* [TASK ITEM] For the entries presented below, indicate the number of lines that include the word "Pending", adding nothing else.

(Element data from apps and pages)
....................

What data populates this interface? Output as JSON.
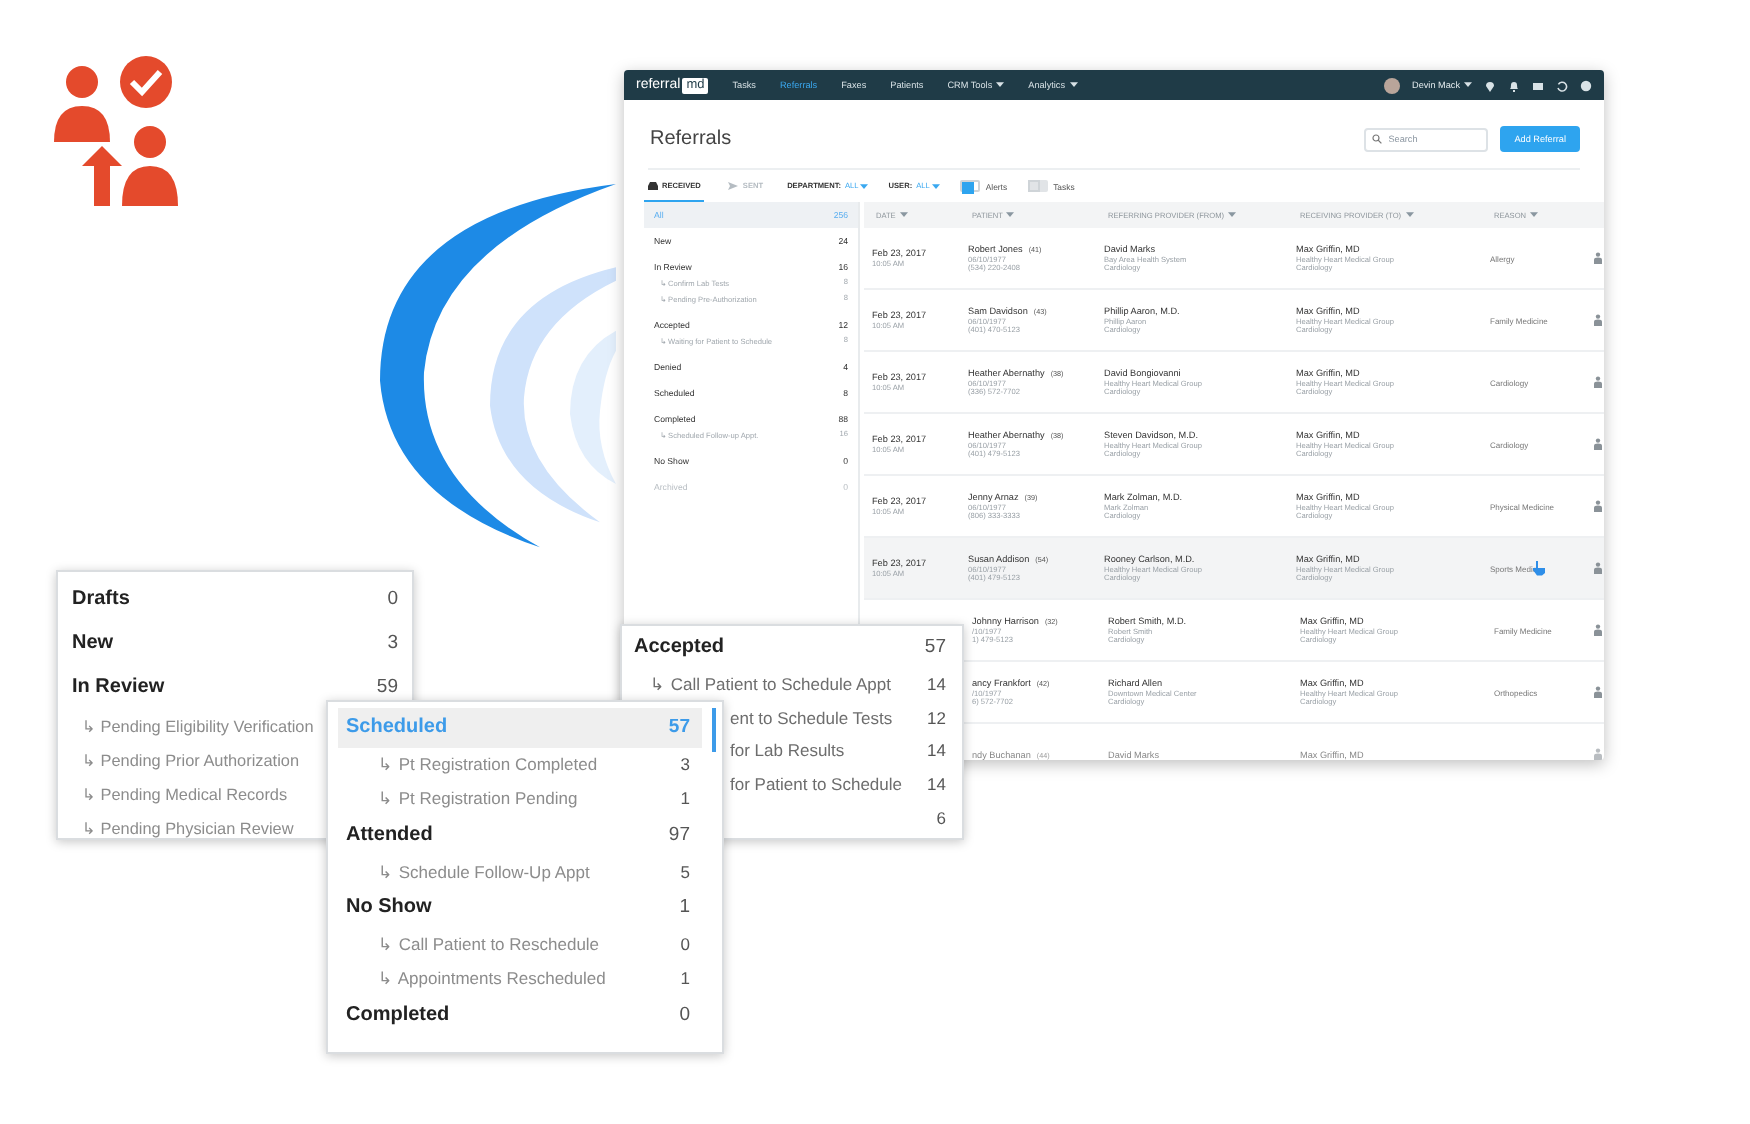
{
  "app": {
    "nav": {
      "logo": {
        "text": "referral",
        "badge": "md"
      },
      "items": [
        {
          "label": "Tasks",
          "selected": false,
          "dropdown": false
        },
        {
          "label": "Referrals",
          "selected": true,
          "dropdown": false
        },
        {
          "label": "Faxes",
          "selected": false,
          "dropdown": false
        },
        {
          "label": "Patients",
          "selected": false,
          "dropdown": false
        },
        {
          "label": "CRM Tools",
          "selected": false,
          "dropdown": true
        },
        {
          "label": "Analytics",
          "selected": false,
          "dropdown": true
        }
      ],
      "user": {
        "name": "Devin Mack"
      }
    },
    "page_title": "Referrals",
    "search": {
      "placeholder": "Search"
    },
    "add_button": "Add Referral",
    "direction_tabs": [
      {
        "label": "RECEIVED",
        "selected": true
      },
      {
        "label": "SENT",
        "selected": false
      }
    ],
    "filters": [
      {
        "label": "DEPARTMENT:",
        "value": "ALL"
      },
      {
        "label": "USER:",
        "value": "ALL"
      }
    ],
    "toggles": [
      {
        "label": "Alerts",
        "on": true
      },
      {
        "label": "Tasks",
        "on": false
      }
    ],
    "sidebar": {
      "items": [
        {
          "label": "All",
          "count": "256",
          "selected": true,
          "disabled": false
        },
        {
          "label": "New",
          "count": "24",
          "selected": false,
          "disabled": false
        },
        {
          "label": "In Review",
          "count": "16",
          "selected": false,
          "disabled": false,
          "children": [
            {
              "label": "↳ Confirm Lab Tests",
              "count": "8"
            },
            {
              "label": "↳ Pending Pre-Authorization",
              "count": "8"
            }
          ]
        },
        {
          "label": "Accepted",
          "count": "12",
          "selected": false,
          "disabled": false,
          "children": [
            {
              "label": "↳ Waiting for Patient to Schedule",
              "count": "8"
            }
          ]
        },
        {
          "label": "Denied",
          "count": "4",
          "selected": false,
          "disabled": false
        },
        {
          "label": "Scheduled",
          "count": "8",
          "selected": false,
          "disabled": false
        },
        {
          "label": "Completed",
          "count": "88",
          "selected": false,
          "disabled": false,
          "children": [
            {
              "label": "↳ Scheduled Follow-up Appt.",
              "count": "16"
            }
          ]
        },
        {
          "label": "No Show",
          "count": "0",
          "selected": false,
          "disabled": false
        },
        {
          "label": "Archived",
          "count": "0",
          "selected": false,
          "disabled": true
        }
      ]
    },
    "table": {
      "columns": [
        "DATE",
        "PATIENT",
        "REFERRING PROVIDER (FROM)",
        "RECEIVING PROVIDER (TO)",
        "REASON"
      ],
      "rows": [
        {
          "date": "Feb 23, 2017",
          "time": "10:05 AM",
          "patient": {
            "name": "Robert Jones",
            "age": "(41)",
            "dob": "06/10/1977",
            "phone": "(534) 220-2408"
          },
          "from": {
            "name": "David Marks",
            "org": "Bay Area Health System",
            "specialty": "Cardiology"
          },
          "to": {
            "name": "Max Griffin, MD",
            "org": "Healthy Heart Medical Group",
            "specialty": "Cardiology"
          },
          "reason": "Allergy",
          "highlighted": false,
          "faded": false,
          "cursor": false
        },
        {
          "date": "Feb 23, 2017",
          "time": "10:05 AM",
          "patient": {
            "name": "Sam Davidson",
            "age": "(43)",
            "dob": "06/10/1977",
            "phone": "(401) 470-5123"
          },
          "from": {
            "name": "Phillip Aaron, M.D.",
            "org": "Phillip Aaron",
            "specialty": "Cardiology"
          },
          "to": {
            "name": "Max Griffin, MD",
            "org": "Healthy Heart Medical Group",
            "specialty": "Cardiology"
          },
          "reason": "Family Medicine",
          "highlighted": false,
          "faded": false,
          "cursor": false
        },
        {
          "date": "Feb 23, 2017",
          "time": "10:05 AM",
          "patient": {
            "name": "Heather Abernathy",
            "age": "(38)",
            "dob": "06/10/1977",
            "phone": "(336) 572-7702"
          },
          "from": {
            "name": "David Bongiovanni",
            "org": "Healthy Heart Medical Group",
            "specialty": "Cardiology"
          },
          "to": {
            "name": "Max Griffin, MD",
            "org": "Healthy Heart Medical Group",
            "specialty": "Cardiology"
          },
          "reason": "Cardiology",
          "highlighted": false,
          "faded": false,
          "cursor": false
        },
        {
          "date": "Feb 23, 2017",
          "time": "10:05 AM",
          "patient": {
            "name": "Heather Abernathy",
            "age": "(38)",
            "dob": "06/10/1977",
            "phone": "(401) 479-5123"
          },
          "from": {
            "name": "Steven Davidson, M.D.",
            "org": "Healthy Heart Medical Group",
            "specialty": "Cardiology"
          },
          "to": {
            "name": "Max Griffin, MD",
            "org": "Healthy Heart Medical Group",
            "specialty": "Cardiology"
          },
          "reason": "Cardiology",
          "highlighted": false,
          "faded": false,
          "cursor": false
        },
        {
          "date": "Feb 23, 2017",
          "time": "10:05 AM",
          "patient": {
            "name": "Jenny Arnaz",
            "age": "(39)",
            "dob": "06/10/1977",
            "phone": "(806) 333-3333"
          },
          "from": {
            "name": "Mark Zolman, M.D.",
            "org": "Mark Zolman",
            "specialty": "Cardiology"
          },
          "to": {
            "name": "Max Griffin, MD",
            "org": "Healthy Heart Medical Group",
            "specialty": "Cardiology"
          },
          "reason": "Physical Medicine",
          "highlighted": false,
          "faded": false,
          "cursor": false
        },
        {
          "date": "Feb 23, 2017",
          "time": "10:05 AM",
          "patient": {
            "name": "Susan Addison",
            "age": "(54)",
            "dob": "06/10/1977",
            "phone": "(401) 479-5123"
          },
          "from": {
            "name": "Rooney Carlson, M.D.",
            "org": "Healthy Heart Medical Group",
            "specialty": "Cardiology"
          },
          "to": {
            "name": "Max Griffin, MD",
            "org": "Healthy Heart Medical Group",
            "specialty": "Cardiology"
          },
          "reason": "Sports Medic",
          "highlighted": true,
          "faded": false,
          "cursor": true
        },
        {
          "patient": {
            "name": "Johnny Harrison",
            "age": "(32)",
            "dob": "/10/1977",
            "phone": "1) 479-5123"
          },
          "from": {
            "name": "Robert Smith, M.D.",
            "org": "Robert Smith",
            "specialty": "Cardiology"
          },
          "to": {
            "name": "Max Griffin, MD",
            "org": "Healthy Heart Medical Group",
            "specialty": "Cardiology"
          },
          "reason": "Family Medicine",
          "highlighted": false,
          "faded": false,
          "cursor": false
        },
        {
          "patient": {
            "name": "ancy Frankfort",
            "age": "(42)",
            "dob": "/10/1977",
            "phone": "6) 572-7702"
          },
          "from": {
            "name": "Richard Allen",
            "org": "Downtown Medical Center",
            "specialty": "Cardiology"
          },
          "to": {
            "name": "Max Griffin, MD",
            "org": "Healthy Heart Medical Group",
            "specialty": "Cardiology"
          },
          "reason": "Orthopedics",
          "highlighted": false,
          "faded": false,
          "cursor": false
        },
        {
          "patient": {
            "name": "ndy Buchanan",
            "age": "(44)"
          },
          "from": {
            "name": "David Marks"
          },
          "to": {
            "name": "Max Griffin, MD"
          },
          "highlighted": false,
          "faded": true,
          "cursor": false
        }
      ]
    }
  },
  "cards": [
    {
      "items": [
        {
          "kind": "header",
          "label": "Drafts",
          "count": "0",
          "selected": false
        },
        {
          "kind": "header",
          "label": "New",
          "count": "3",
          "selected": false
        },
        {
          "kind": "header",
          "label": "In Review",
          "count": "59",
          "selected": false
        },
        {
          "kind": "sub",
          "label": "↳ Pending Eligibility Verification",
          "selected": false
        },
        {
          "kind": "sub",
          "label": "↳ Pending Prior Authorization",
          "selected": false
        },
        {
          "kind": "sub",
          "label": "↳ Pending Medical Records",
          "selected": false
        },
        {
          "kind": "sub",
          "label": "↳ Pending Physician Review",
          "selected": false
        }
      ]
    },
    {
      "items": [
        {
          "kind": "header",
          "label": "Accepted",
          "count": "57",
          "selected": false
        },
        {
          "kind": "sub",
          "label": "↳ Call Patient to Schedule Appt",
          "count": "14",
          "selected": false
        },
        {
          "kind": "covered",
          "label": "ent to Schedule Tests",
          "count": "12",
          "selected": false
        },
        {
          "kind": "covered",
          "label": "for Lab Results",
          "count": "14",
          "selected": false
        },
        {
          "kind": "covered",
          "label": "for Patient to Schedule",
          "count": "14",
          "selected": false
        },
        {
          "kind": "covered",
          "count": "6",
          "selected": false
        }
      ]
    },
    {
      "items": [
        {
          "kind": "header",
          "label": "Scheduled",
          "count": "57",
          "selected": true
        },
        {
          "kind": "sub",
          "label": "↳ Pt Registration Completed",
          "count": "3",
          "selected": false
        },
        {
          "kind": "sub",
          "label": "↳ Pt Registration Pending",
          "count": "1",
          "selected": false
        },
        {
          "kind": "header",
          "label": "Attended",
          "count": "97",
          "selected": false
        },
        {
          "kind": "sub",
          "label": "↳ Schedule Follow-Up Appt",
          "count": "5",
          "selected": false
        },
        {
          "kind": "header",
          "label": "No Show",
          "count": "1",
          "selected": false
        },
        {
          "kind": "sub",
          "label": "↳ Call Patient to Reschedule",
          "count": "0",
          "selected": false
        },
        {
          "kind": "sub",
          "label": "↳ Appointments Rescheduled",
          "count": "1",
          "selected": false
        },
        {
          "kind": "header",
          "label": "Completed",
          "count": "0",
          "selected": false
        }
      ]
    }
  ]
}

....................

* [FINISHED TASK] 6